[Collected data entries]
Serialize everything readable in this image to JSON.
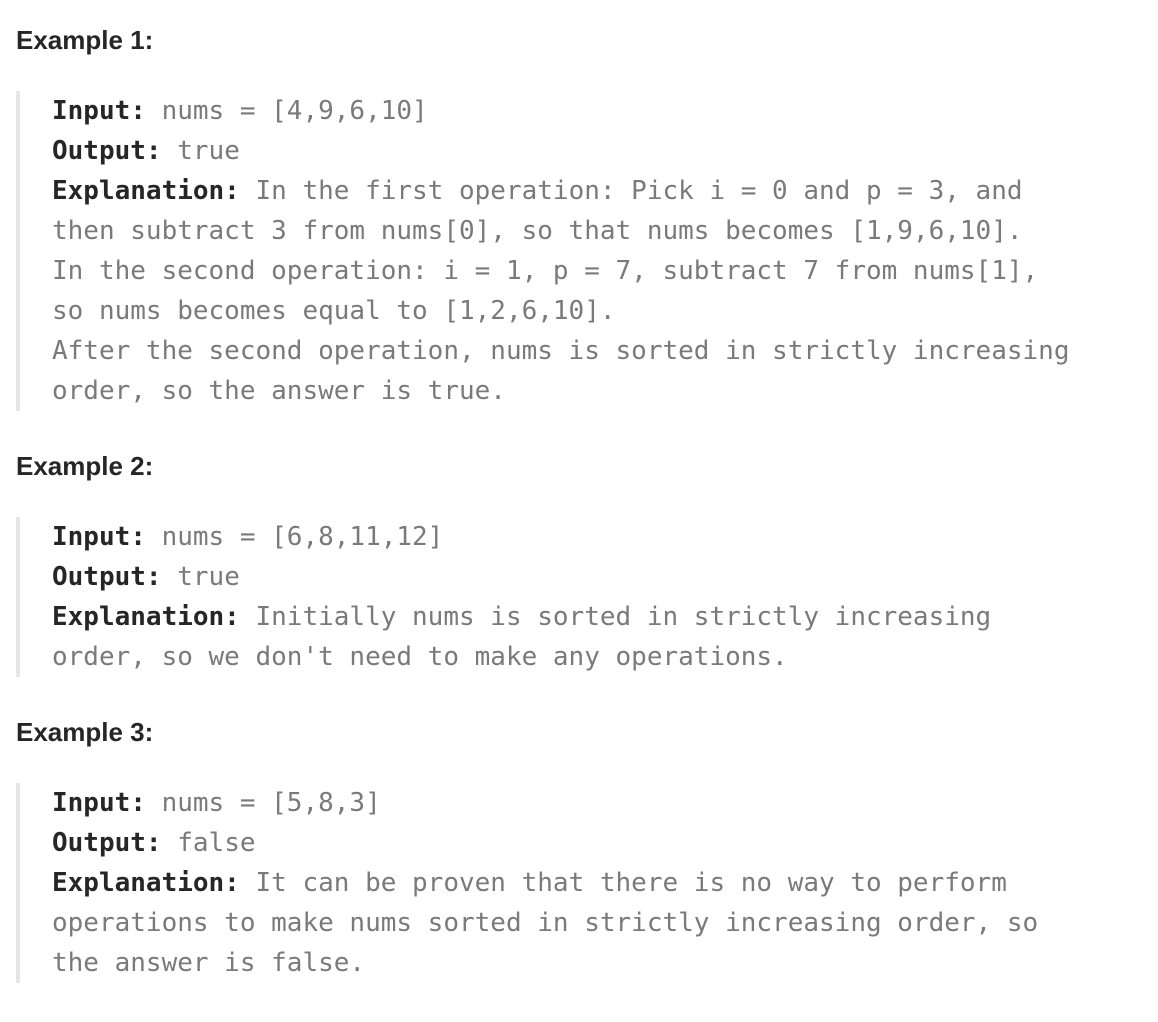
{
  "examples": [
    {
      "title": "Example 1:",
      "input_label": "Input:",
      "input_value": " nums = [4,9,6,10]",
      "output_label": "Output:",
      "output_value": " true",
      "explanation_label": "Explanation:",
      "explanation_first": " In the first operation: Pick i = 0 and p = 3, and",
      "explanation_rest": [
        "then subtract 3 from nums[0], so that nums becomes [1,9,6,10].",
        "In the second operation: i = 1, p = 7, subtract 7 from nums[1],",
        "so nums becomes equal to [1,2,6,10].",
        "After the second operation, nums is sorted in strictly increasing",
        "order, so the answer is true."
      ]
    },
    {
      "title": "Example 2:",
      "input_label": "Input:",
      "input_value": " nums = [6,8,11,12]",
      "output_label": "Output:",
      "output_value": " true",
      "explanation_label": "Explanation:",
      "explanation_first": " Initially nums is sorted in strictly increasing",
      "explanation_rest": [
        "order, so we don't need to make any operations."
      ]
    },
    {
      "title": "Example 3:",
      "input_label": "Input:",
      "input_value": " nums = [5,8,3]",
      "output_label": "Output:",
      "output_value": " false",
      "explanation_label": "Explanation:",
      "explanation_first": " It can be proven that there is no way to perform",
      "explanation_rest": [
        "operations to make nums sorted in strictly increasing order, so",
        "the answer is false."
      ]
    }
  ]
}
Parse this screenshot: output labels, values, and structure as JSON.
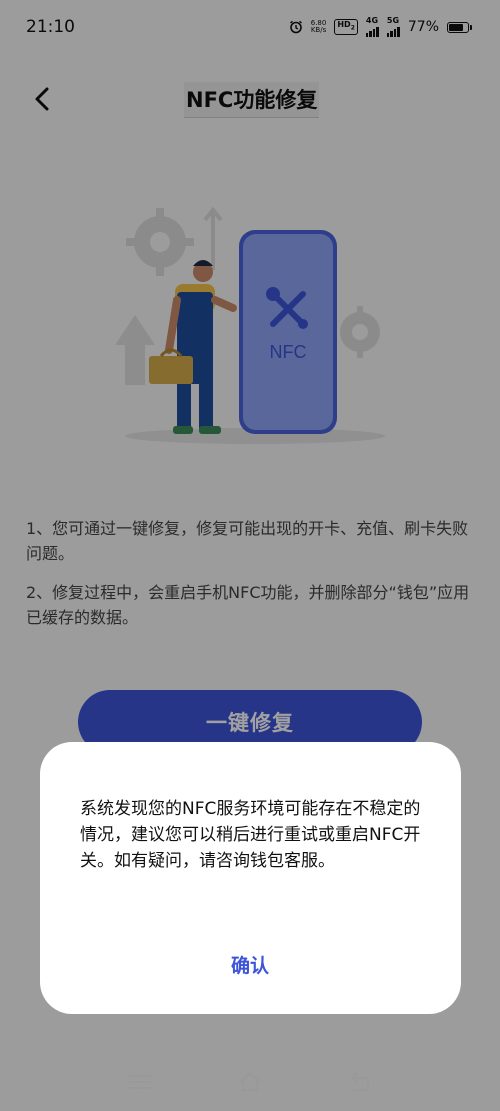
{
  "status_bar": {
    "time": "21:10",
    "net_speed_value": "6.80",
    "net_speed_unit": "KB/s",
    "hd_label": "HD",
    "hd_sub": "2",
    "sim1_label": "4G",
    "sim2_label": "5G",
    "battery_percent": "77%",
    "battery_level": 0.77
  },
  "header": {
    "title": "NFC功能修复",
    "back_icon": "chevron-left-icon"
  },
  "illustration": {
    "phone_label": "NFC",
    "tool_icon": "wrench-screwdriver-icon"
  },
  "tips": [
    "1、您可通过一键修复，修复可能出现的开卡、充值、刷卡失败问题。",
    "2、修复过程中，会重启手机NFC功能，并删除部分“钱包”应用已缓存的数据。"
  ],
  "repair_button_label": "一键修复",
  "dialog": {
    "message": "系统发现您的NFC服务环境可能存在不稳定的情况，建议您可以稍后进行重试或重启NFC开关。如有疑问，请咨询钱包客服。",
    "confirm_label": "确认"
  },
  "colors": {
    "accent": "#3d54d8",
    "overlay": "rgba(0,0,0,0.37)"
  },
  "nav_bar": {
    "icons": [
      "menu-icon",
      "home-icon",
      "back-icon"
    ]
  }
}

- **WORK TO DO**: Starting at the line that contains "Parse this screenshot: output", please write out every line to the end of the entries, inclusive, copied exactly and with pictures omitted.

- **RESULT**:
Parse this screenshot: output labels, values, and structure as JSON.
{
  "status_bar": {
    "time": "21:10",
    "net_speed_value": "6.80",
    "net_speed_unit": "KB/s",
    "hd_label": "HD",
    "hd_sub": "2",
    "sim1_label": "4G",
    "sim2_label": "5G",
    "battery_percent": "77%",
    "battery_level": 0.77
  },
  "header": {
    "title": "NFC功能修复",
    "back_icon": "chevron-left-icon"
  },
  "illustration": {
    "phone_label": "NFC",
    "tool_icon": "wrench-screwdriver-icon"
  },
  "tips": [
    "1、您可通过一键修复，修复可能出现的开卡、充值、刷卡失败问题。",
    "2、修复过程中，会重启手机NFC功能，并删除部分“钱包”应用已缓存的数据。"
  ],
  "repair_button_label": "一键修复",
  "dialog": {
    "message": "系统发现您的NFC服务环境可能存在不稳定的情况，建议您可以稍后进行重试或重启NFC开关。如有疑问，请咨询钱包客服。",
    "confirm_label": "确认"
  },
  "colors": {
    "accent": "#3d54d8",
    "overlay": "rgba(0,0,0,0.37)"
  },
  "nav_bar": {
    "icons": [
      "menu-icon",
      "home-icon",
      "back-icon"
    ]
  }
}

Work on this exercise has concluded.